→ Information given:

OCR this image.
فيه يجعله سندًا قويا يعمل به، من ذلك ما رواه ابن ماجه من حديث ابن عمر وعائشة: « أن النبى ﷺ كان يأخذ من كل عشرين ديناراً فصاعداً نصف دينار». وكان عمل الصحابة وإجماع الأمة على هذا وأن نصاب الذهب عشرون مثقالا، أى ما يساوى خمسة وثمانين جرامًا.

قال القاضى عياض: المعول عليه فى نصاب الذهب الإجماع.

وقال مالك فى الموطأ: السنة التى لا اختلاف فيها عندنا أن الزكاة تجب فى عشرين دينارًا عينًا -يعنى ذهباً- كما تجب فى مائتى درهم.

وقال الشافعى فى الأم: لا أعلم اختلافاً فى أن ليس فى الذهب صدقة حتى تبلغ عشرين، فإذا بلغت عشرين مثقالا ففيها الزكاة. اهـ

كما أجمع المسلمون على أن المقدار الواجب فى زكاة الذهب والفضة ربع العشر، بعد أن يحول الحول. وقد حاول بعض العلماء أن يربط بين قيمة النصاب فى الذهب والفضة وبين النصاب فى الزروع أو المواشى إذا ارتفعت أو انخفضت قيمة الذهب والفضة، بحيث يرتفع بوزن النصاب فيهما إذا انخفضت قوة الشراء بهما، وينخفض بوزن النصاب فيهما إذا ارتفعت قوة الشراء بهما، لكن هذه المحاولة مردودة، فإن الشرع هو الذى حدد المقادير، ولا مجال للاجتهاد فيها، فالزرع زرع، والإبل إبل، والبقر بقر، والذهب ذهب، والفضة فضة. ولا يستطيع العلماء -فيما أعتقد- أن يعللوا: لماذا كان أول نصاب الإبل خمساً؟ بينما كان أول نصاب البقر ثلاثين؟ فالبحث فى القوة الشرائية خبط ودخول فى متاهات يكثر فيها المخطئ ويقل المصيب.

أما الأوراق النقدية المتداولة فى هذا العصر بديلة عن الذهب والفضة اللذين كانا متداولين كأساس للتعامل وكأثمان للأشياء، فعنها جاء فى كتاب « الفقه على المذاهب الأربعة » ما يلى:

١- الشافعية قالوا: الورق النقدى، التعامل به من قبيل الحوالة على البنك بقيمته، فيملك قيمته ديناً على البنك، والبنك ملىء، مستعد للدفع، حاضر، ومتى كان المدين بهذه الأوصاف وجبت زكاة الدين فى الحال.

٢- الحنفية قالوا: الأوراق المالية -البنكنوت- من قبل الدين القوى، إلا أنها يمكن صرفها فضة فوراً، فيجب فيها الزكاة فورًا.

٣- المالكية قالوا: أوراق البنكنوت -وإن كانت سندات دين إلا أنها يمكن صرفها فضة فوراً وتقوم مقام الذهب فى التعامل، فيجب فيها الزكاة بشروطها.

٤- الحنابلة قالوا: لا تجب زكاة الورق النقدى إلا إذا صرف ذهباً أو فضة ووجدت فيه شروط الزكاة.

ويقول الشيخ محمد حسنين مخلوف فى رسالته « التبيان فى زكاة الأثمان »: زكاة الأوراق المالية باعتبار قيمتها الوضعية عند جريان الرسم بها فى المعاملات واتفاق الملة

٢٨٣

→ Given problem:
Please output every record, keeping each line exact.

→ Written reply:
OCR this image.
فيه يجعله سندًا قويا يعمل به، من ذلك ما رواه ابن ماجه من حديث ابن عمر وعائشة: « أن النبى ﷺ كان يأخذ من كل عشرين ديناراً فصاعداً نصف دينار». وكان عمل الصحابة وإجماع الأمة على هذا وأن نصاب الذهب عشرون مثقالا، أى ما يساوى خمسة وثمانين جرامًا.

قال القاضى عياض: المعول عليه فى نصاب الذهب الإجماع.

وقال مالك فى الموطأ: السنة التى لا اختلاف فيها عندنا أن الزكاة تجب فى عشرين دينارًا عينًا -يعنى ذهباً- كما تجب فى مائتى درهم.

وقال الشافعى فى الأم: لا أعلم اختلافاً فى أن ليس فى الذهب صدقة حتى تبلغ عشرين، فإذا بلغت عشرين مثقالا ففيها الزكاة. اهـ

كما أجمع المسلمون على أن المقدار الواجب فى زكاة الذهب والفضة ربع العشر، بعد أن يحول الحول. وقد حاول بعض العلماء أن يربط بين قيمة النصاب فى الذهب والفضة وبين النصاب فى الزروع أو المواشى إذا ارتفعت أو انخفضت قيمة الذهب والفضة، بحيث يرتفع بوزن النصاب فيهما إذا انخفضت قوة الشراء بهما، وينخفض بوزن النصاب فيهما إذا ارتفعت قوة الشراء بهما، لكن هذه المحاولة مردودة، فإن الشرع هو الذى حدد المقادير، ولا مجال للاجتهاد فيها، فالزرع زرع، والإبل إبل، والبقر بقر، والذهب ذهب، والفضة فضة. ولا يستطيع العلماء -فيما أعتقد- أن يعللوا: لماذا كان أول نصاب الإبل خمساً؟ بينما كان أول نصاب البقر ثلاثين؟ فالبحث فى القوة الشرائية خبط ودخول فى متاهات يكثر فيها المخطئ ويقل المصيب.

أما الأوراق النقدية المتداولة فى هذا العصر بديلة عن الذهب والفضة اللذين كانا متداولين كأساس للتعامل وكأثمان للأشياء، فعنها جاء فى كتاب « الفقه على المذاهب الأربعة » ما يلى:

١- الشافعية قالوا: الورق النقدى، التعامل به من قبيل الحوالة على البنك بقيمته، فيملك قيمته ديناً على البنك، والبنك ملىء، مستعد للدفع، حاضر، ومتى كان المدين بهذه الأوصاف وجبت زكاة الدين فى الحال.

٢- الحنفية قالوا: الأوراق المالية -البنكنوت- من قبل الدين القوى، إلا أنها يمكن صرفها فضة فوراً، فيجب فيها الزكاة فورًا.

٣- المالكية قالوا: أوراق البنكنوت -وإن كانت سندات دين إلا أنها يمكن صرفها فضة فوراً وتقوم مقام الذهب فى التعامل، فيجب فيها الزكاة بشروطها.

٤- الحنابلة قالوا: لا تجب زكاة الورق النقدى إلا إذا صرف ذهباً أو فضة ووجدت فيه شروط الزكاة.

ويقول الشيخ محمد حسنين مخلوف فى رسالته « التبيان فى زكاة الأثمان »: زكاة الأوراق المالية باعتبار قيمتها الوضعية عند جريان الرسم بها فى المعاملات واتفاق الملة

٢٨٣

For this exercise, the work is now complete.